### Written problem
From the records below, copy every line that contains the word "avec".

(Extracted records)
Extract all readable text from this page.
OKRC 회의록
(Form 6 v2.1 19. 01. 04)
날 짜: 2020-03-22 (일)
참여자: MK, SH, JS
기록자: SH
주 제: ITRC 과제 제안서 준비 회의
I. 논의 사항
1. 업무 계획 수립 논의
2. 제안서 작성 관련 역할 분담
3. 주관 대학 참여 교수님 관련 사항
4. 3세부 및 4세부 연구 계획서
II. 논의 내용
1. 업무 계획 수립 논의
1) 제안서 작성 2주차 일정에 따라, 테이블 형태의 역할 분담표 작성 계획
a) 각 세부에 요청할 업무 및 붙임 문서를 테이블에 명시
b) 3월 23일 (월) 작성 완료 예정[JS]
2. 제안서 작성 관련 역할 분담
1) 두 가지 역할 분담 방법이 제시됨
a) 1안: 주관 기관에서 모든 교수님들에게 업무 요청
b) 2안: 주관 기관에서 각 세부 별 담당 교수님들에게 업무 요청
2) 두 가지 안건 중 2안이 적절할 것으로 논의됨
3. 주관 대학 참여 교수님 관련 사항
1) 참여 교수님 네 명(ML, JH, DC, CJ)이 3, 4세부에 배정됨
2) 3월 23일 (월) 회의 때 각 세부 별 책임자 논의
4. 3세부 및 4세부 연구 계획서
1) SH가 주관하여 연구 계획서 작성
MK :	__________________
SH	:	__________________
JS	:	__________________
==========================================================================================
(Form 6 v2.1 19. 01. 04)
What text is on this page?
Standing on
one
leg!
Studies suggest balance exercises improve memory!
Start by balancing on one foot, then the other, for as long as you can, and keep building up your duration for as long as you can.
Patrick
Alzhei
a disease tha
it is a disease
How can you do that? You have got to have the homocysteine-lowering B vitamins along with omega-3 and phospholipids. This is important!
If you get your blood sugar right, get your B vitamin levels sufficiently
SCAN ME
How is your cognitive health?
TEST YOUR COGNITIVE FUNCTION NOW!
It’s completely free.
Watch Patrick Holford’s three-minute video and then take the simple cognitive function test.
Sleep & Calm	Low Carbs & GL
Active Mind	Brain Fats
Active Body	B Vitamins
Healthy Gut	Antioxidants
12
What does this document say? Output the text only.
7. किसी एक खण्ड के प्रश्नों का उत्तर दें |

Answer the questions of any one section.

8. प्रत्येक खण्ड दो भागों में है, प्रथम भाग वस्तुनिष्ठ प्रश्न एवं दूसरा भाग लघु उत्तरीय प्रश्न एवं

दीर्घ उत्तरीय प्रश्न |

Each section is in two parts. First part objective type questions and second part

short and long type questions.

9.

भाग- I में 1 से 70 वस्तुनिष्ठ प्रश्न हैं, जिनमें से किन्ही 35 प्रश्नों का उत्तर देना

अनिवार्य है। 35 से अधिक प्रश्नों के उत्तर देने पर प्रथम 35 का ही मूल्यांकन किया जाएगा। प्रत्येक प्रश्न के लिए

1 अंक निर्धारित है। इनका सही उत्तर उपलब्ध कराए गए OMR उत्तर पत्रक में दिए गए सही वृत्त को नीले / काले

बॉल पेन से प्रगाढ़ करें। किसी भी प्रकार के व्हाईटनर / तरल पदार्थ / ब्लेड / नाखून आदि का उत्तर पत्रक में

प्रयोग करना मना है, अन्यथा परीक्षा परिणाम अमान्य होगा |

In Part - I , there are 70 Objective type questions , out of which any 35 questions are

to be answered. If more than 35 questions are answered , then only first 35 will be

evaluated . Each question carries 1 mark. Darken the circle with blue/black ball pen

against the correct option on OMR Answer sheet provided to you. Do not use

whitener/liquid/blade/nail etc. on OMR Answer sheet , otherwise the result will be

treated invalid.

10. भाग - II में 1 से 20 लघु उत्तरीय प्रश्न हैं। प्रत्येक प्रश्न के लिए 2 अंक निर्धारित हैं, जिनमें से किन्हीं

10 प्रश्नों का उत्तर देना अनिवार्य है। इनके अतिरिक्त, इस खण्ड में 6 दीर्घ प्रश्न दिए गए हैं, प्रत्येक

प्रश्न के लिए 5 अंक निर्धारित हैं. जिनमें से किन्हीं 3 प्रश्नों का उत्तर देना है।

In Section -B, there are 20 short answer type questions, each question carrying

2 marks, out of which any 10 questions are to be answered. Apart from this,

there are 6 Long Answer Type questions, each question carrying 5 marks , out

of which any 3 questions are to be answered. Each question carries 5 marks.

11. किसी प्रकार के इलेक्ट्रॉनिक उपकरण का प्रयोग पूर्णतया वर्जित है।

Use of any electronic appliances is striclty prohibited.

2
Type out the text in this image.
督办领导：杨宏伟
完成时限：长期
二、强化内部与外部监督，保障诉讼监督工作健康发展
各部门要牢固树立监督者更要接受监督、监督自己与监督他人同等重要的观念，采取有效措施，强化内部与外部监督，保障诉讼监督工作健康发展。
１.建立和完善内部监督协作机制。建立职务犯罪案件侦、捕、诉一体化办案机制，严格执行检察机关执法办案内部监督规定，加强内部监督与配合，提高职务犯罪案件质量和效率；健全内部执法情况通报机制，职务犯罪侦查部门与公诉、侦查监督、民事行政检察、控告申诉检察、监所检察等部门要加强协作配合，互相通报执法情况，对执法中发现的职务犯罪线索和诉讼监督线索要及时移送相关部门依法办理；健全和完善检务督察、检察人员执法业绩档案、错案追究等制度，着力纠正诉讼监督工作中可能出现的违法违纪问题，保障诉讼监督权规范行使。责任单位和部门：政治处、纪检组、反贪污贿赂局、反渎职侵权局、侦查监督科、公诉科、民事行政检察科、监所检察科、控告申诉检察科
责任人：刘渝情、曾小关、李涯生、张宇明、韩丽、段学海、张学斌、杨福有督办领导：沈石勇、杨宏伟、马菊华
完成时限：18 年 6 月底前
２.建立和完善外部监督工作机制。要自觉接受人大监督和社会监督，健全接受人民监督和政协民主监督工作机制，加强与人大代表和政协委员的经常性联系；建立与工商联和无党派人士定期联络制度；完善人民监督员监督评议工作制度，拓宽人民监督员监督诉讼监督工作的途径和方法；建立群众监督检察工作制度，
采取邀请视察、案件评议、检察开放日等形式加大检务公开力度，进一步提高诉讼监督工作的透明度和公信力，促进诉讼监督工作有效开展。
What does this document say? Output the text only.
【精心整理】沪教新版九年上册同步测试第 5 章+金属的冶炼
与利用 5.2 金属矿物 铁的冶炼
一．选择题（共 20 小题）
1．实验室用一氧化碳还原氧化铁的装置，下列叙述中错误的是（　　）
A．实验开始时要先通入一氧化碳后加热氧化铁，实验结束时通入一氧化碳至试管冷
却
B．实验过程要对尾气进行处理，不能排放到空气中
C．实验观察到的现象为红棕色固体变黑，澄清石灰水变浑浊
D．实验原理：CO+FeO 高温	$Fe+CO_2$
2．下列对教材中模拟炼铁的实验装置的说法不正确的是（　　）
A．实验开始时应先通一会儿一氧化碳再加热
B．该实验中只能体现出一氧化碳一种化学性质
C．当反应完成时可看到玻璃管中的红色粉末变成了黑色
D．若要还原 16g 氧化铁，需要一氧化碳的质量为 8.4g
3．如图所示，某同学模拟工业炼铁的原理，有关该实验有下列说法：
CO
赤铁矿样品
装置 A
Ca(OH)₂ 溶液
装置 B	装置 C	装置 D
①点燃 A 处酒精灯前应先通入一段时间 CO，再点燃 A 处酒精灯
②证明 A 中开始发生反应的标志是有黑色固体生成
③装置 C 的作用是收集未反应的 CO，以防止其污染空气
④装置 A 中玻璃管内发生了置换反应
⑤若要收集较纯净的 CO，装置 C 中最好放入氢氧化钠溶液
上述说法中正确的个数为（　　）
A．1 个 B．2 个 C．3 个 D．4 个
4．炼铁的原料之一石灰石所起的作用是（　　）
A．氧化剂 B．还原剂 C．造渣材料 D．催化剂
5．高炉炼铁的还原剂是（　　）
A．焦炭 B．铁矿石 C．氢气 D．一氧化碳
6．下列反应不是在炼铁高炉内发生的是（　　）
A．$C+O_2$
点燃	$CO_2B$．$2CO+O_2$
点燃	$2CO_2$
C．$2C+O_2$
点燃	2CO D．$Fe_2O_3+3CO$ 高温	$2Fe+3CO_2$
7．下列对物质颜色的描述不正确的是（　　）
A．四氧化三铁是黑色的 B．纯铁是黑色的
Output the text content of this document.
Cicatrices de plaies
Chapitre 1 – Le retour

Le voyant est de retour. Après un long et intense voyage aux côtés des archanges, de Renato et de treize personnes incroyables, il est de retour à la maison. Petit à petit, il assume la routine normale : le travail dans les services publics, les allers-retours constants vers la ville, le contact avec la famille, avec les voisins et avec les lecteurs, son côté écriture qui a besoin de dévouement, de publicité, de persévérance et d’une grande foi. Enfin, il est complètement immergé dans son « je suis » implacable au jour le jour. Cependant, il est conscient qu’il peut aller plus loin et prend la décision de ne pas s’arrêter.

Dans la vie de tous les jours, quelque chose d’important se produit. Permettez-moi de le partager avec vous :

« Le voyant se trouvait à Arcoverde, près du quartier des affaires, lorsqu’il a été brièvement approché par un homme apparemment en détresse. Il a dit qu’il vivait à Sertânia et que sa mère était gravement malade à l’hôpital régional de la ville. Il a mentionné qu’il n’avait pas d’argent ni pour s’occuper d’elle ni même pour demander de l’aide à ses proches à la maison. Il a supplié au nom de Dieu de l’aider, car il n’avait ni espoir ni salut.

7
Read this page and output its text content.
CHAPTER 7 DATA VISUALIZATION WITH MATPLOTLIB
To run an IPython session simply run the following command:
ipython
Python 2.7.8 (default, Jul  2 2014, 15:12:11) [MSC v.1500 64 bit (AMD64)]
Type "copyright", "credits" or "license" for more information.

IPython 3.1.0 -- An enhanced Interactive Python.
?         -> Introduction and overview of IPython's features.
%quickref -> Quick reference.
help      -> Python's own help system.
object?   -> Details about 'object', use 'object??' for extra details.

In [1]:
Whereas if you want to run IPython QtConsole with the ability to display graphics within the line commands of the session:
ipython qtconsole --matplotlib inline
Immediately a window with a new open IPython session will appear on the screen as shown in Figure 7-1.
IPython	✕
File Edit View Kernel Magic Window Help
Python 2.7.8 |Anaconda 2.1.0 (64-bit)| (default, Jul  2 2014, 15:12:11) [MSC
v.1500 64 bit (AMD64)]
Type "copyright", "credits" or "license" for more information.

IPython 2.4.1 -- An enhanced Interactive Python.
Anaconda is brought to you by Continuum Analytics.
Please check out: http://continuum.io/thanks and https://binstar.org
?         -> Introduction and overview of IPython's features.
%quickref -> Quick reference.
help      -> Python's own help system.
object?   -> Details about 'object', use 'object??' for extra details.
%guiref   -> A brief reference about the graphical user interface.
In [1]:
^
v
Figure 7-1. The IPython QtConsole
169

### Result for this exercise
Le voyant est de retour. Après un long et intense voyage aux côtés des archanges, de Renato et de treize personnes incroyables, il est de retour à la maison. Petit à petit, il assume la routine normale : le travail dans les services publics, les allers-retours constants vers la ville, le contact avec la famille, avec les voisins et avec les lecteurs, son côté écriture qui a besoin de dévouement, de publicité, de persévérance et d’une grande foi. Enfin, il est complètement immergé dans son « je suis » implacable au jour le jour. Cependant, il est conscient qu’il peut aller plus loin et prend la décision de ne pas s’arrêter.
Dans la vie de tous les jours, quelque chose d’important se produit. Permettez-moi de le partager avec vous :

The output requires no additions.